*Exercise data:*
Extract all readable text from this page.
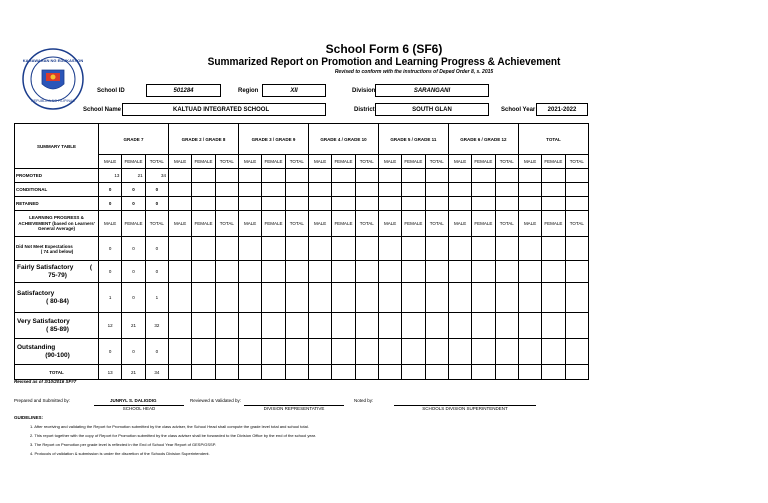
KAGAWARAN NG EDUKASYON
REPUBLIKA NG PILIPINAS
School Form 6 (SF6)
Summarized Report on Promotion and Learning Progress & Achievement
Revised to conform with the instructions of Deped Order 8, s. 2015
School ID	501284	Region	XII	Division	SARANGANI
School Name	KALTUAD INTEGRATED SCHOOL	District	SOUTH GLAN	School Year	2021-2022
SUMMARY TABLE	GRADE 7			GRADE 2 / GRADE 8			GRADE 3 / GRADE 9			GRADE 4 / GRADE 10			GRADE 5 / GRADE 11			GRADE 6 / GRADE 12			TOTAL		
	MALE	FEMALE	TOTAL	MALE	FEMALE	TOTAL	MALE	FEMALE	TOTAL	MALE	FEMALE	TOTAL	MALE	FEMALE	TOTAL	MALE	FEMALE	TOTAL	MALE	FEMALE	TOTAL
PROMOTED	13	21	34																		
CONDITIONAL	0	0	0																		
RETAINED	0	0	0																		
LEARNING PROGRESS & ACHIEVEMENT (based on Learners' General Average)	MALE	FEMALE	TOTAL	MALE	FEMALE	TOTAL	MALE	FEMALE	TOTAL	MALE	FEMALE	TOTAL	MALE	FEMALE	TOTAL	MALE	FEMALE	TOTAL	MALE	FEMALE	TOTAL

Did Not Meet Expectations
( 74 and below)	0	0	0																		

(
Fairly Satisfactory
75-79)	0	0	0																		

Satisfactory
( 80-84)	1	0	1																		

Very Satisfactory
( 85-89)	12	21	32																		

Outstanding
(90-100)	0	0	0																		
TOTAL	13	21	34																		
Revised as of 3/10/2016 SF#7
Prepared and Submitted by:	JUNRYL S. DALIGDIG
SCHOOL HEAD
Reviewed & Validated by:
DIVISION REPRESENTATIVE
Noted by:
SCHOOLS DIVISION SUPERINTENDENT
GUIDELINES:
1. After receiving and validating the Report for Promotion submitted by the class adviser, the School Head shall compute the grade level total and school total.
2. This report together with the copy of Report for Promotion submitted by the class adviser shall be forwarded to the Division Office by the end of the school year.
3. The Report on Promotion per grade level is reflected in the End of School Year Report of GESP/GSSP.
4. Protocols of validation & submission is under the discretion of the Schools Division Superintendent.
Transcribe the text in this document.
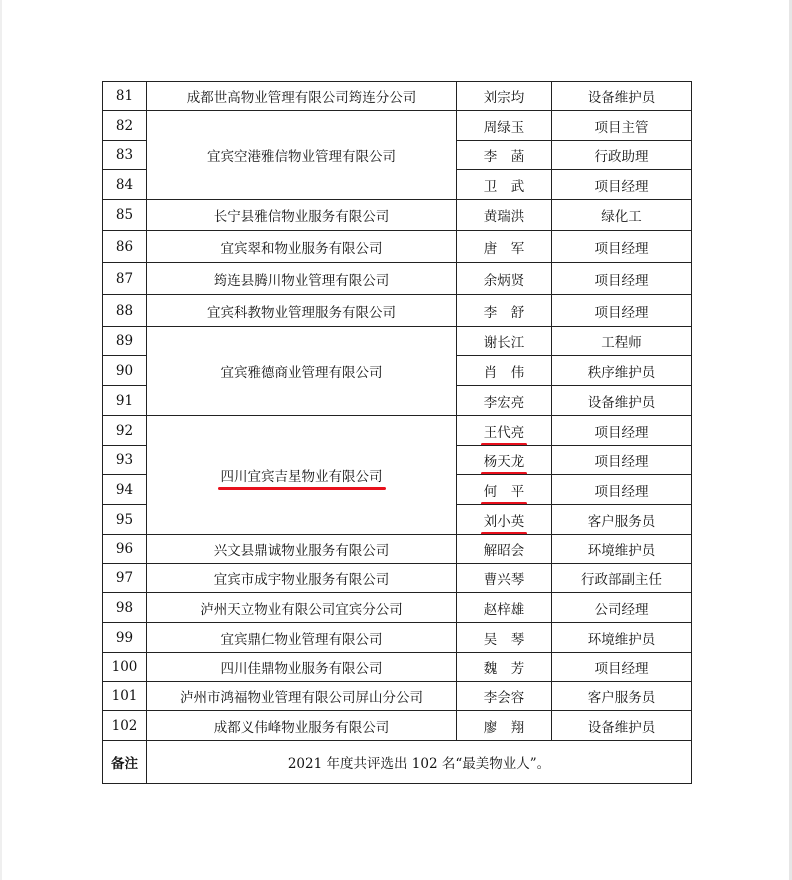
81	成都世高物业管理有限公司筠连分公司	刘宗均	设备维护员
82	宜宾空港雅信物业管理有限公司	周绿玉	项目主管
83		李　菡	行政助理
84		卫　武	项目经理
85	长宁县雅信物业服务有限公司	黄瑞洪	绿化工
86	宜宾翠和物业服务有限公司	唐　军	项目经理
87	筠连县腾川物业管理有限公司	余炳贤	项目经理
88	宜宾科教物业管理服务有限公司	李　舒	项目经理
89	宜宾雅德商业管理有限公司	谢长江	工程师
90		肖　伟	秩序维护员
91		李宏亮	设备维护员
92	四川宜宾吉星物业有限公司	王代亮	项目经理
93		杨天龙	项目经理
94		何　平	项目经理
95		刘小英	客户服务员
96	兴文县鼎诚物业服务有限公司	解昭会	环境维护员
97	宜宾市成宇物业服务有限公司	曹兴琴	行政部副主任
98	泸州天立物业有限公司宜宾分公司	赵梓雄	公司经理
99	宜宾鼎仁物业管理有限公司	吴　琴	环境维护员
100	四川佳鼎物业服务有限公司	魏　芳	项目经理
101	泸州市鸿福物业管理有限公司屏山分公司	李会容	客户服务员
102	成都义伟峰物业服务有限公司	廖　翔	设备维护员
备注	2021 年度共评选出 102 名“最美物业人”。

---

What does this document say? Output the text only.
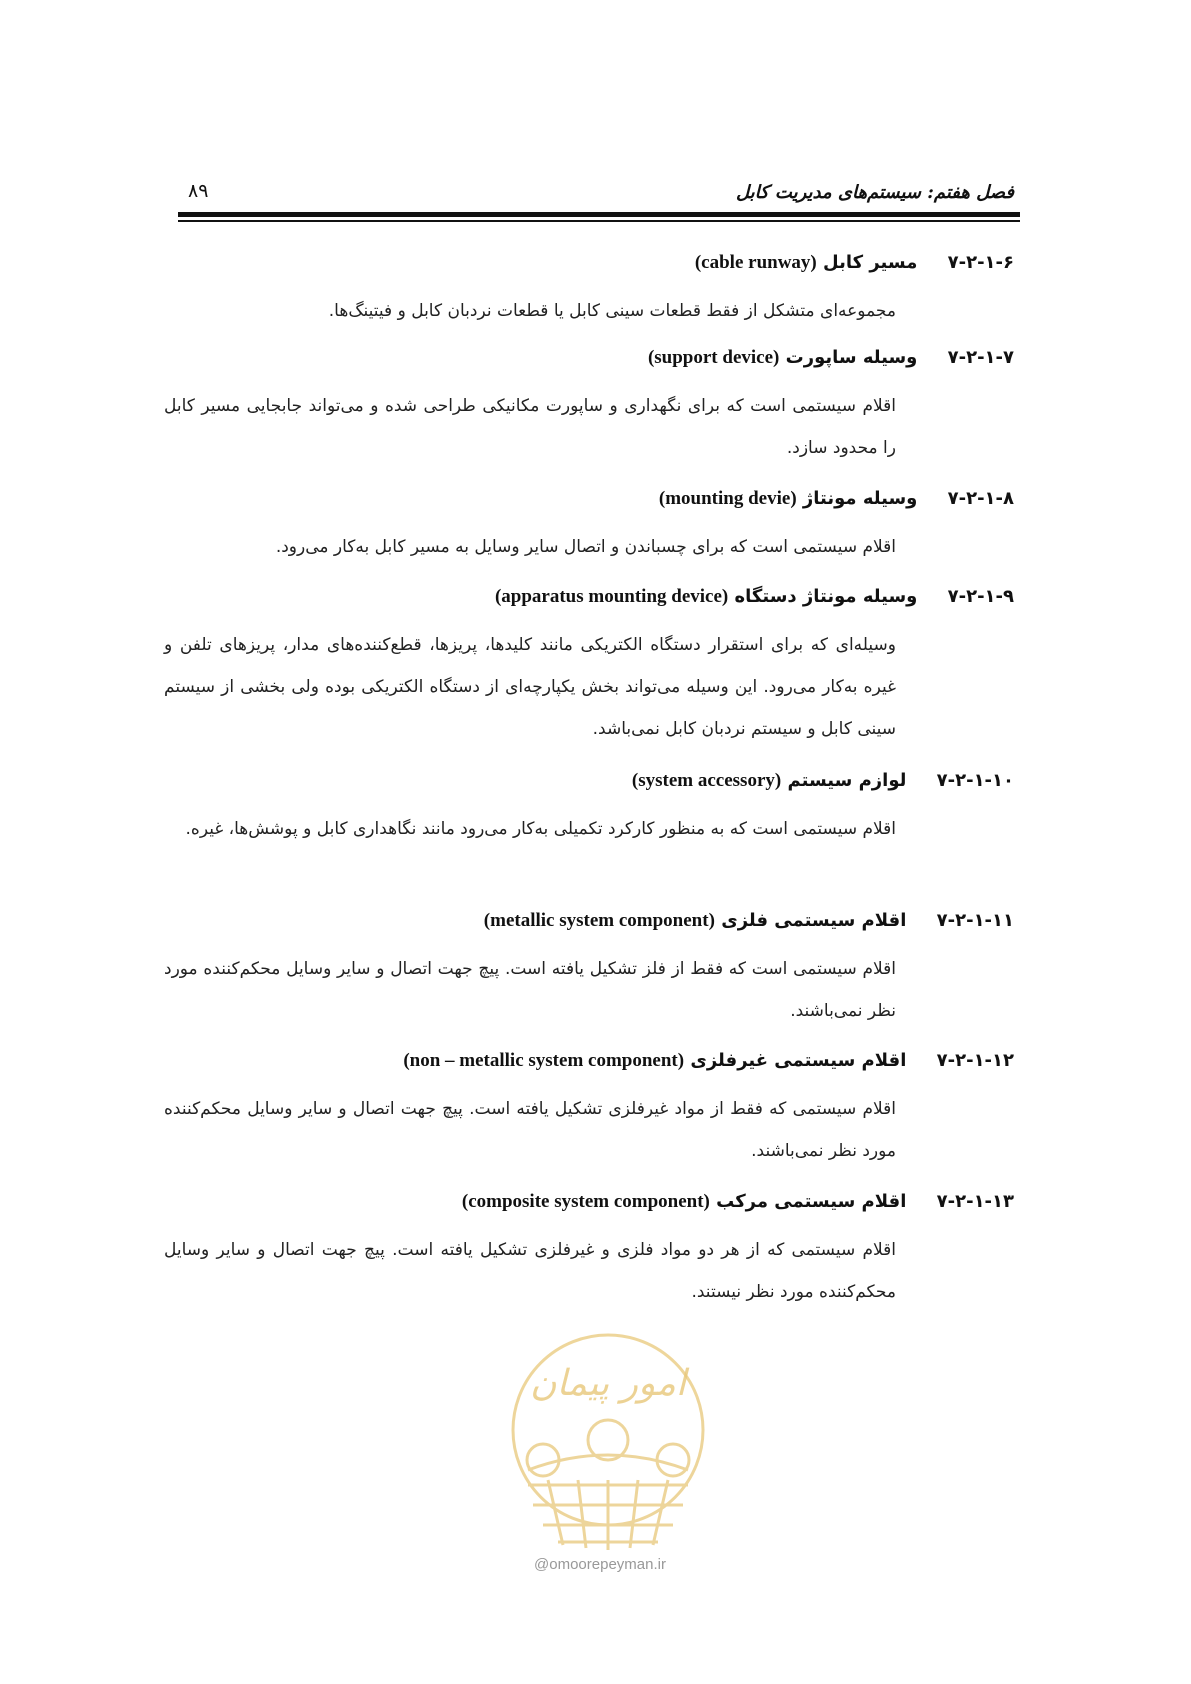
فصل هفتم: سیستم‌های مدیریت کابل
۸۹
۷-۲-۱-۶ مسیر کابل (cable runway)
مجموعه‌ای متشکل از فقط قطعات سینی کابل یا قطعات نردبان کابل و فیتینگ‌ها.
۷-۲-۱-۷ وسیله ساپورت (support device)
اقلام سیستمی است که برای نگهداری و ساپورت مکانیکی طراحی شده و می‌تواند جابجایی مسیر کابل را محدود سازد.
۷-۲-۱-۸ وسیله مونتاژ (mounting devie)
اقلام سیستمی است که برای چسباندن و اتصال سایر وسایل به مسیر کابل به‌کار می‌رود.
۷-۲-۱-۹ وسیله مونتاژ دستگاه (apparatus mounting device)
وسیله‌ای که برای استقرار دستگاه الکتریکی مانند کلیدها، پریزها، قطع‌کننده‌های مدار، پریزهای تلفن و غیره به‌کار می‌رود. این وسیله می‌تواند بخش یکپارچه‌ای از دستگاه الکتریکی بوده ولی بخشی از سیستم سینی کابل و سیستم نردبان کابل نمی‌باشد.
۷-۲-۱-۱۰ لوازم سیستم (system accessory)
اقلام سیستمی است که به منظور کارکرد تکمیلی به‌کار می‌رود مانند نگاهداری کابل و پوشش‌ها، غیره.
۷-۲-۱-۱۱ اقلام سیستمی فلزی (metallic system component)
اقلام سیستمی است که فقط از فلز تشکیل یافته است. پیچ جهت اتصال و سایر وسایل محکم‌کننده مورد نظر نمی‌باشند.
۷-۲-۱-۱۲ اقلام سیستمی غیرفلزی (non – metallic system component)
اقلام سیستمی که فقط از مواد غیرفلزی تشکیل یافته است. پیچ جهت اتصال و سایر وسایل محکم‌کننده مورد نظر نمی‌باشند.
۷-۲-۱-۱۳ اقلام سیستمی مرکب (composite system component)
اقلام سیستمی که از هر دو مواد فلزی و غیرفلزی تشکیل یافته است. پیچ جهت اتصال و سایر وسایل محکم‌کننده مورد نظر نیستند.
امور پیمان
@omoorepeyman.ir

*Work to be completed:* Reproduce each line of the material containing the word "Report".

*Answer to this task:*
Summarized Report on Promotion and Learning Progress & Achievement
1. After receiving and validating the Report for Promotion submitted by the class adviser, the School Head shall compute the grade level total and school total.
2. This report together with the copy of Report for Promotion submitted by the class adviser shall be forwarded to the Division Office by the end of the school year.
3. The Report on Promotion per grade level is reflected in the End of School Year Report of GESP/GSSP.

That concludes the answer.